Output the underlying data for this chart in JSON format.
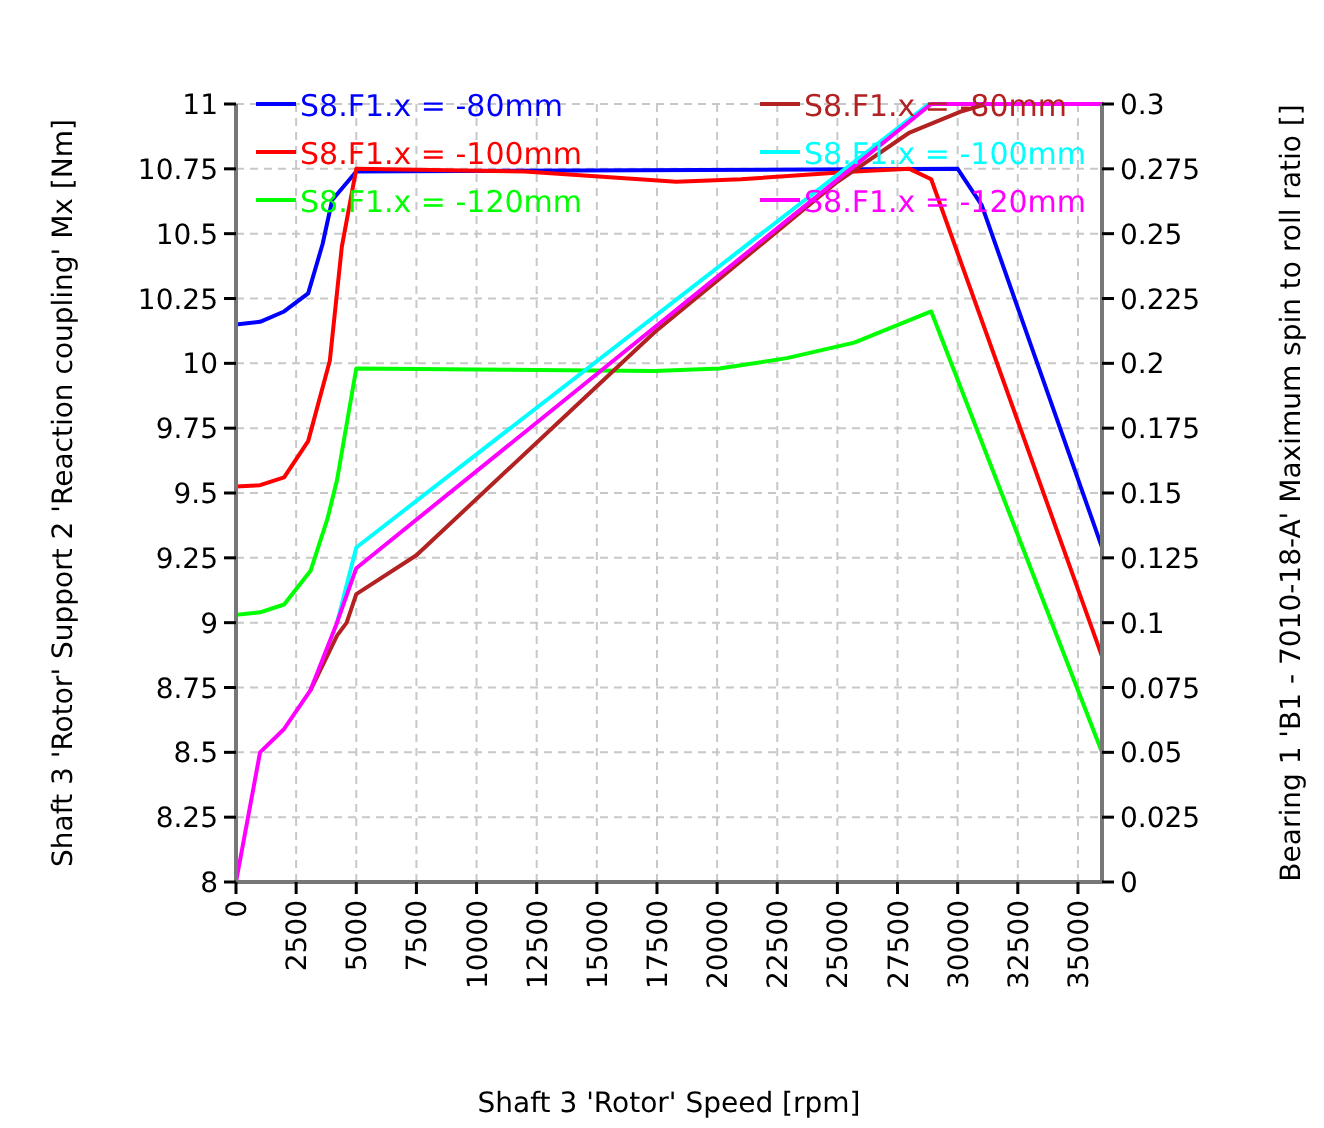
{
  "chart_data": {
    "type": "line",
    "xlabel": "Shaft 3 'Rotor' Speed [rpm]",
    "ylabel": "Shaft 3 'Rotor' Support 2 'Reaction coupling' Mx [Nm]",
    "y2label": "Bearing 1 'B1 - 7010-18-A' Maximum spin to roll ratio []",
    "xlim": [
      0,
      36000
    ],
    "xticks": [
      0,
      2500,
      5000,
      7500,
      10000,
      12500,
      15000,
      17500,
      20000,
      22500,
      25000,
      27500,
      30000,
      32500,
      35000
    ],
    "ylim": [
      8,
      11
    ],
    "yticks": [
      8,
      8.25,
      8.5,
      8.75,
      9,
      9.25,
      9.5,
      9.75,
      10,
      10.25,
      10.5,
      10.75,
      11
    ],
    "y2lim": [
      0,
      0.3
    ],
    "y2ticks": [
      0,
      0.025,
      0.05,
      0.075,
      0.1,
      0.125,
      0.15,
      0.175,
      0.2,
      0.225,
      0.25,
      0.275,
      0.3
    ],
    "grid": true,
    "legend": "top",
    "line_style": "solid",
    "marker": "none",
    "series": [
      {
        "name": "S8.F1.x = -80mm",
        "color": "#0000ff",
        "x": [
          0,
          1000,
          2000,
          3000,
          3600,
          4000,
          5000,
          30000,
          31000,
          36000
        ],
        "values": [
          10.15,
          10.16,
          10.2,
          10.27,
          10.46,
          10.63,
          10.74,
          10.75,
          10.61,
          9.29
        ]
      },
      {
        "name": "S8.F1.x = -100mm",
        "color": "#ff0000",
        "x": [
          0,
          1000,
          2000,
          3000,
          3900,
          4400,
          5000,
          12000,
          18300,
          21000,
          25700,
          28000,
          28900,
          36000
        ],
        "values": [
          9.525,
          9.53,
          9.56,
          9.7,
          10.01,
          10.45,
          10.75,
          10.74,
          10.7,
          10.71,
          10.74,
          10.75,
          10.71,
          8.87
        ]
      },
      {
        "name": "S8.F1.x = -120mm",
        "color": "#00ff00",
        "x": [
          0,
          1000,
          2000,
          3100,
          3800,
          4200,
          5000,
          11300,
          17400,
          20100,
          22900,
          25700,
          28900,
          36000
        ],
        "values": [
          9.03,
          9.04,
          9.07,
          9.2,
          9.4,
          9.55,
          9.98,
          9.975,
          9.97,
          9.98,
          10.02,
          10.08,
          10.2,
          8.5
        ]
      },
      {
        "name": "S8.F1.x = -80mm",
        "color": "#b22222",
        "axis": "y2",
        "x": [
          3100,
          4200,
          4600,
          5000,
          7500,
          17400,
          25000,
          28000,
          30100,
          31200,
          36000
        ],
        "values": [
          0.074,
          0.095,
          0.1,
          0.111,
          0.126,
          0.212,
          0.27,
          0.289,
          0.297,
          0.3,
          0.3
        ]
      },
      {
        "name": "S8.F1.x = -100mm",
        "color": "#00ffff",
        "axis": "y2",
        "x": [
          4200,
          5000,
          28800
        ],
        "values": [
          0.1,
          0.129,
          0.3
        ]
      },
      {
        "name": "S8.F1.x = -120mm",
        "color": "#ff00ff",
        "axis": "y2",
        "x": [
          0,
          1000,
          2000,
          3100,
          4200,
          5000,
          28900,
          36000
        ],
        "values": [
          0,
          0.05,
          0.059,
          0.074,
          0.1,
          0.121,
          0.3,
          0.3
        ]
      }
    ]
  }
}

...

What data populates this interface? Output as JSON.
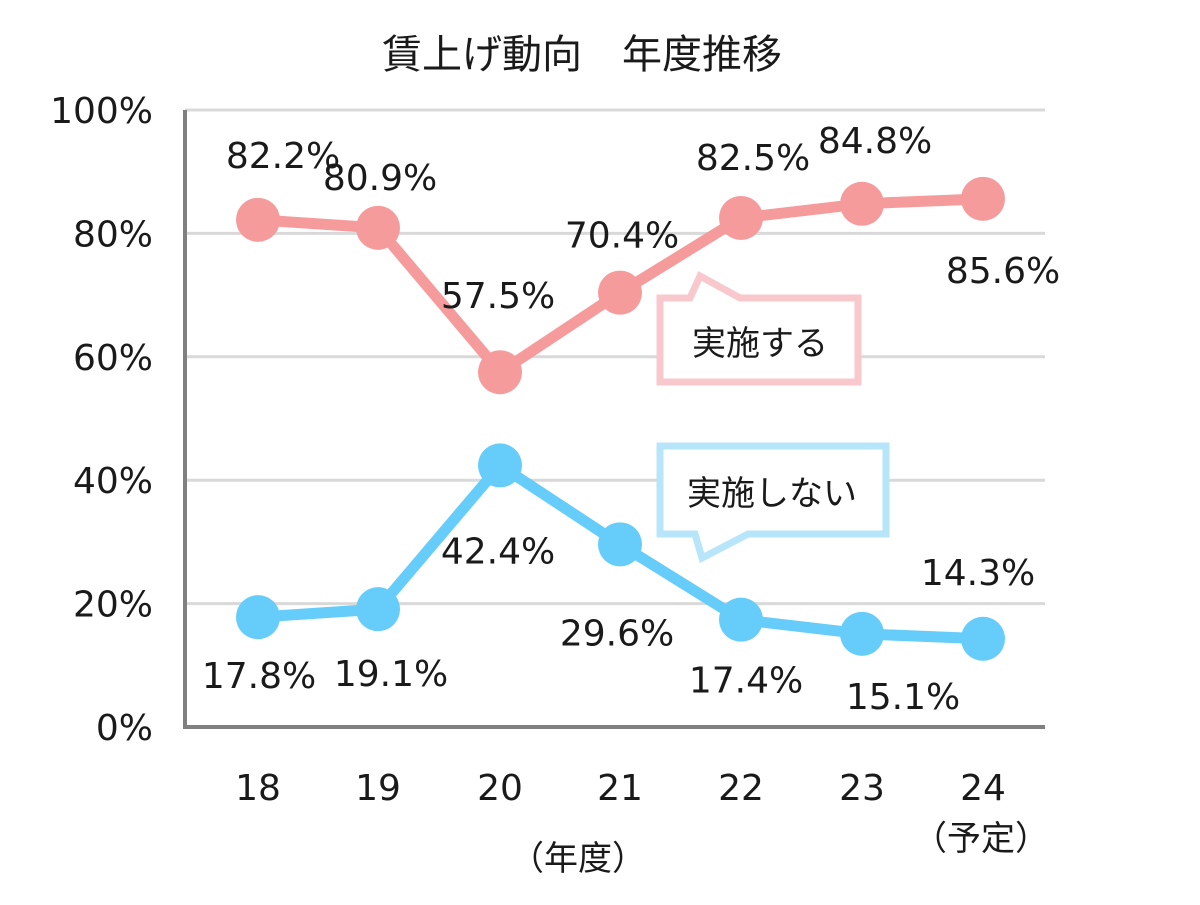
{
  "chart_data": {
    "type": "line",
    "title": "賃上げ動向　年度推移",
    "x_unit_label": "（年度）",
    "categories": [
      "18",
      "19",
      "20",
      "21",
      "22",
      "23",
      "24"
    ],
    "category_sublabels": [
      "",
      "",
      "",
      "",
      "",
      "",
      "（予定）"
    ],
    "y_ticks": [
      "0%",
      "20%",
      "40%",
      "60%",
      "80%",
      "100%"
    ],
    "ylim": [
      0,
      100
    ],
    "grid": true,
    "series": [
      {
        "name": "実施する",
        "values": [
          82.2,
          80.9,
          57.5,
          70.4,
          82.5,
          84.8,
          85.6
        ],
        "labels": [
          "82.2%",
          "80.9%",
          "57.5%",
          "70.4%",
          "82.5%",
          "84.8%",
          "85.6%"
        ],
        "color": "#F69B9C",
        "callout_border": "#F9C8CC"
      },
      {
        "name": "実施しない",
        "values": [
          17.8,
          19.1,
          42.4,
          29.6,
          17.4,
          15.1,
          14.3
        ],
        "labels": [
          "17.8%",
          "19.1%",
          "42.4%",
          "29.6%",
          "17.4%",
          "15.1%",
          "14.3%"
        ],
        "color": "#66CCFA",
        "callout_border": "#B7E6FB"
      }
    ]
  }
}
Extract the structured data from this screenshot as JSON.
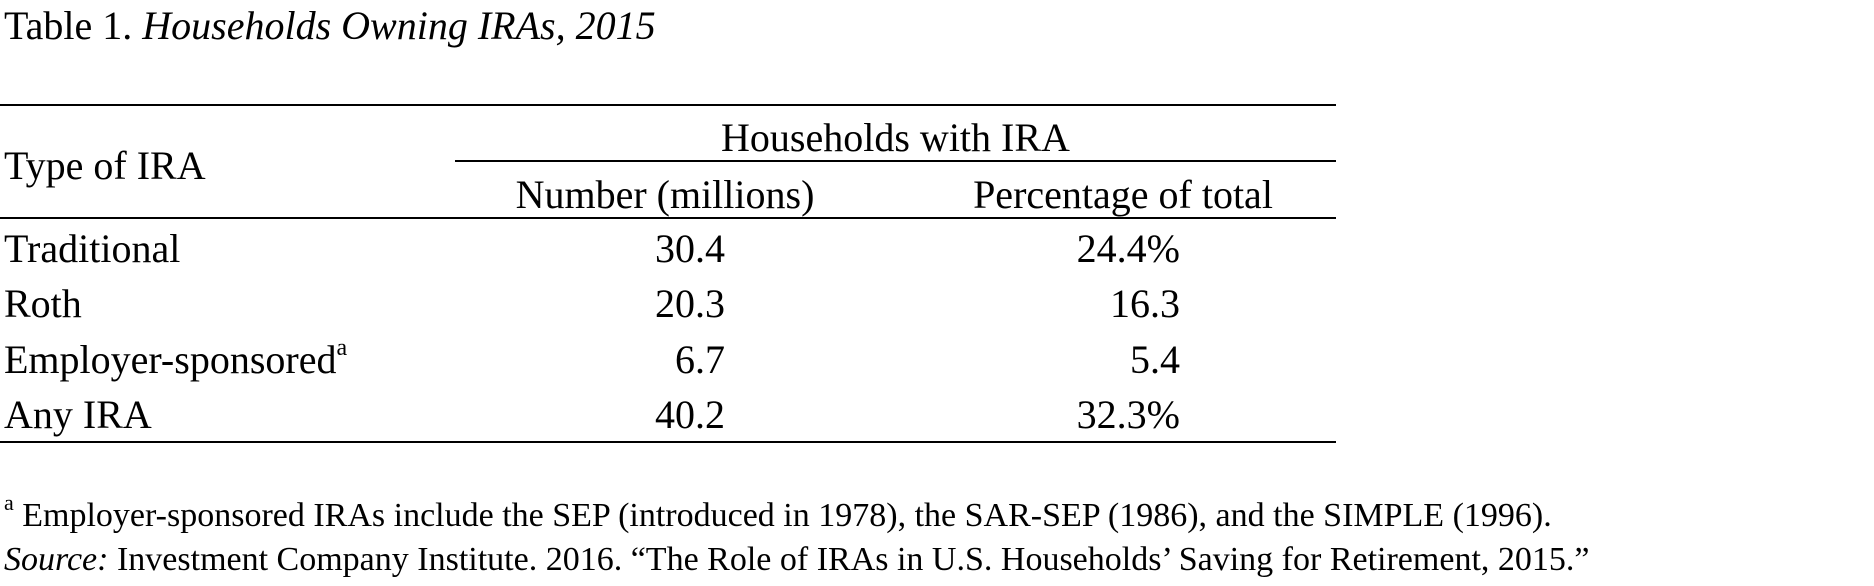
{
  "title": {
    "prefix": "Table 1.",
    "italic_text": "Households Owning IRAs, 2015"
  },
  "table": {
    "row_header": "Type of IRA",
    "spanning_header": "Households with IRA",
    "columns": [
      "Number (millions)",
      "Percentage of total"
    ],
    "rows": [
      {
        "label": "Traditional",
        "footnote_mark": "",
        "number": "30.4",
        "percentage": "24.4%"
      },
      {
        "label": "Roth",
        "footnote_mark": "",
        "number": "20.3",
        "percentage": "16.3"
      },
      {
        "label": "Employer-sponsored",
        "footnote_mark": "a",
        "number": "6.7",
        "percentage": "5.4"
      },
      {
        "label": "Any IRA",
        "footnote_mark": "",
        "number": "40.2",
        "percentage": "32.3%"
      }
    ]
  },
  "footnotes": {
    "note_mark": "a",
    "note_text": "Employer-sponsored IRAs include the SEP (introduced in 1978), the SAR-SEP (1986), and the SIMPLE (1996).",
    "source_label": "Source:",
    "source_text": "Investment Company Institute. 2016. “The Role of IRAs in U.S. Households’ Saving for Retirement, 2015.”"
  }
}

= WHAT THE TASK ASKS =
In the records above, tally the lines where the word "Shaft" appears, and give the number and nothing else.

= EXERCISE RESPONSE =
2